** Start Listed entries **

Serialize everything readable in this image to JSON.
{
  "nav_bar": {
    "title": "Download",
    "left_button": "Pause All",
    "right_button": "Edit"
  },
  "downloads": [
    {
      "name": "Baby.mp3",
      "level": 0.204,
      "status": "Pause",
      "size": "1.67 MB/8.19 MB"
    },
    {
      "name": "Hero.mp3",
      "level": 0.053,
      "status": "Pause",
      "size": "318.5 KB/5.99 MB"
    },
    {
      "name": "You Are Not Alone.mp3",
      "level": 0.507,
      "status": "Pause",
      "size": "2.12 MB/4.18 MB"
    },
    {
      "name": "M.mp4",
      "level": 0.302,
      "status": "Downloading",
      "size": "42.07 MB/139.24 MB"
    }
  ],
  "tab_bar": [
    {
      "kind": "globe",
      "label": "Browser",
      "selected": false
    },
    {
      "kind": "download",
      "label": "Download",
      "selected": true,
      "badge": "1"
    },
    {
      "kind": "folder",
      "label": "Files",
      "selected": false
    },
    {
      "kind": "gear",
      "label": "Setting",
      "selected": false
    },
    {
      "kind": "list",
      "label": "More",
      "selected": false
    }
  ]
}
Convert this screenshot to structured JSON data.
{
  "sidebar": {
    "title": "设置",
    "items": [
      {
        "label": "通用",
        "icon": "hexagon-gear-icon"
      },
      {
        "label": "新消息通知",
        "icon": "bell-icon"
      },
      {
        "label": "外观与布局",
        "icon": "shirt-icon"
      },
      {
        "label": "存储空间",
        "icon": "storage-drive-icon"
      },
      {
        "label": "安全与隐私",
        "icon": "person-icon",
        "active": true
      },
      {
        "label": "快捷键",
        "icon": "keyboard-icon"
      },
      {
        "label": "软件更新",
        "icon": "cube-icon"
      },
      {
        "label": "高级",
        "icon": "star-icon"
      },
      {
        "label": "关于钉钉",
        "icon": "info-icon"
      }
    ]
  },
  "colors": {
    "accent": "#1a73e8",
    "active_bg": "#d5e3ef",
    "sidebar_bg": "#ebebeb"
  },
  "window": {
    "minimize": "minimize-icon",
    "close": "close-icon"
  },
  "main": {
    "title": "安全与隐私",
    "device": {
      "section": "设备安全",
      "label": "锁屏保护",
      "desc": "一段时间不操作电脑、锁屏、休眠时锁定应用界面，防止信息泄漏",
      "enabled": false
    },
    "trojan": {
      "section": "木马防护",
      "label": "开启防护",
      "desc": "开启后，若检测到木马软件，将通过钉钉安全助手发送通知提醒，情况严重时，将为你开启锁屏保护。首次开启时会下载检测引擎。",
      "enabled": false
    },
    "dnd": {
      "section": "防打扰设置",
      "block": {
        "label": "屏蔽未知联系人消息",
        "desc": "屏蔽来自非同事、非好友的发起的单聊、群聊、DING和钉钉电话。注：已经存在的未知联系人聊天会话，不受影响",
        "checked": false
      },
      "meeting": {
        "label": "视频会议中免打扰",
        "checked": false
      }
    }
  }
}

** End Listed entries **

# Task details
Output each entry precisely as given.

# Final result
Serialize everything readable in this image to JSON.
{
  "nav_bar": {
    "title": "Download",
    "left_button": "Pause All",
    "right_button": "Edit"
  },
  "downloads": [
    {
      "name": "Baby.mp3",
      "level": 0.204,
      "status": "Pause",
      "size": "1.67 MB/8.19 MB"
    },
    {
      "name": "Hero.mp3",
      "level": 0.053,
      "status": "Pause",
      "size": "318.5 KB/5.99 MB"
    },
    {
      "name": "You Are Not Alone.mp3",
      "level": 0.507,
      "status": "Pause",
      "size": "2.12 MB/4.18 MB"
    },
    {
      "name": "M.mp4",
      "level": 0.302,
      "status": "Downloading",
      "size": "42.07 MB/139.24 MB"
    }
  ],
  "tab_bar": [
    {
      "kind": "globe",
      "label": "Browser",
      "selected": false
    },
    {
      "kind": "download",
      "label": "Download",
      "selected": true,
      "badge": "1"
    },
    {
      "kind": "folder",
      "label": "Files",
      "selected": false
    },
    {
      "kind": "gear",
      "label": "Setting",
      "selected": false
    },
    {
      "kind": "list",
      "label": "More",
      "selected": false
    }
  ]
}
Convert this screenshot to structured JSON data.
{
  "sidebar": {
    "title": "设置",
    "items": [
      {
        "label": "通用",
        "icon": "hexagon-gear-icon"
      },
      {
        "label": "新消息通知",
        "icon": "bell-icon"
      },
      {
        "label": "外观与布局",
        "icon": "shirt-icon"
      },
      {
        "label": "存储空间",
        "icon": "storage-drive-icon"
      },
      {
        "label": "安全与隐私",
        "icon": "person-icon",
        "active": true
      },
      {
        "label": "快捷键",
        "icon": "keyboard-icon"
      },
      {
        "label": "软件更新",
        "icon": "cube-icon"
      },
      {
        "label": "高级",
        "icon": "star-icon"
      },
      {
        "label": "关于钉钉",
        "icon": "info-icon"
      }
    ]
  },
  "colors": {
    "accent": "#1a73e8",
    "active_bg": "#d5e3ef",
    "sidebar_bg": "#ebebeb"
  },
  "window": {
    "minimize": "minimize-icon",
    "close": "close-icon"
  },
  "main": {
    "title": "安全与隐私",
    "device": {
      "section": "设备安全",
      "label": "锁屏保护",
      "desc": "一段时间不操作电脑、锁屏、休眠时锁定应用界面，防止信息泄漏",
      "enabled": false
    },
    "trojan": {
      "section": "木马防护",
      "label": "开启防护",
      "desc": "开启后，若检测到木马软件，将通过钉钉安全助手发送通知提醒，情况严重时，将为你开启锁屏保护。首次开启时会下载检测引擎。",
      "enabled": false
    },
    "dnd": {
      "section": "防打扰设置",
      "block": {
        "label": "屏蔽未知联系人消息",
        "desc": "屏蔽来自非同事、非好友的发起的单聊、群聊、DING和钉钉电话。注：已经存在的未知联系人聊天会话，不受影响",
        "checked": false
      },
      "meeting": {
        "label": "视频会议中免打扰",
        "checked": false
      }
    }
  }
}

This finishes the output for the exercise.